[Data entries]
===

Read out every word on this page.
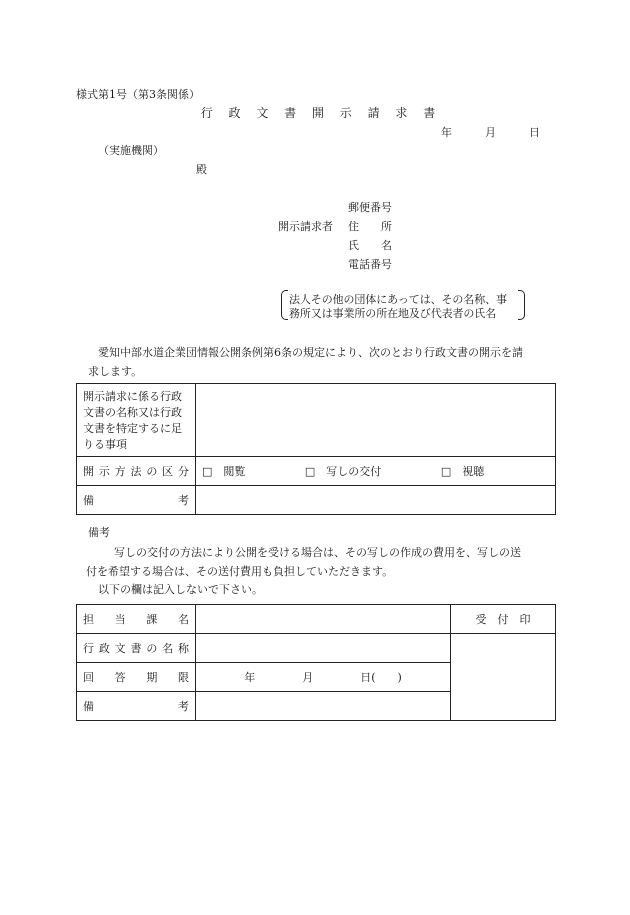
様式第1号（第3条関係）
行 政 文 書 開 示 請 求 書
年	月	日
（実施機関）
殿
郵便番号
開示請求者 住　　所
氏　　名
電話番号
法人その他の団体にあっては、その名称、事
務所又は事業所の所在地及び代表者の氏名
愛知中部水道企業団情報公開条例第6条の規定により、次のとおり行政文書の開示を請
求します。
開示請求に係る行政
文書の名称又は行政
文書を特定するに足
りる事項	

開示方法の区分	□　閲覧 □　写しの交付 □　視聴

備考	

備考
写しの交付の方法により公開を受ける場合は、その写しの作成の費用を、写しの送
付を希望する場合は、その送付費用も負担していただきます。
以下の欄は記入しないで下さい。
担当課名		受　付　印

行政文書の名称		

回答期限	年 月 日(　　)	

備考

===

* **Set problem**:
Using the material above, return every line exactly as it appears, minus the pictures.

* **Output for this exercise**:
Read out every word on this page.
様式第1号（第3条関係）
行 政 文 書 開 示 請 求 書
年	月	日
（実施機関）
殿
郵便番号
開示請求者 住　　所
氏　　名
電話番号
法人その他の団体にあっては、その名称、事
務所又は事業所の所在地及び代表者の氏名
愛知中部水道企業団情報公開条例第6条の規定により、次のとおり行政文書の開示を請
求します。
開示請求に係る行政
文書の名称又は行政
文書を特定するに足
りる事項	

開示方法の区分	□　閲覧 □　写しの交付 □　視聴

備考	

備考
写しの交付の方法により公開を受ける場合は、その写しの作成の費用を、写しの送
付を希望する場合は、その送付費用も負担していただきます。
以下の欄は記入しないで下さい。
担当課名		受　付　印

行政文書の名称		

回答期限	年 月 日(　　)	

備考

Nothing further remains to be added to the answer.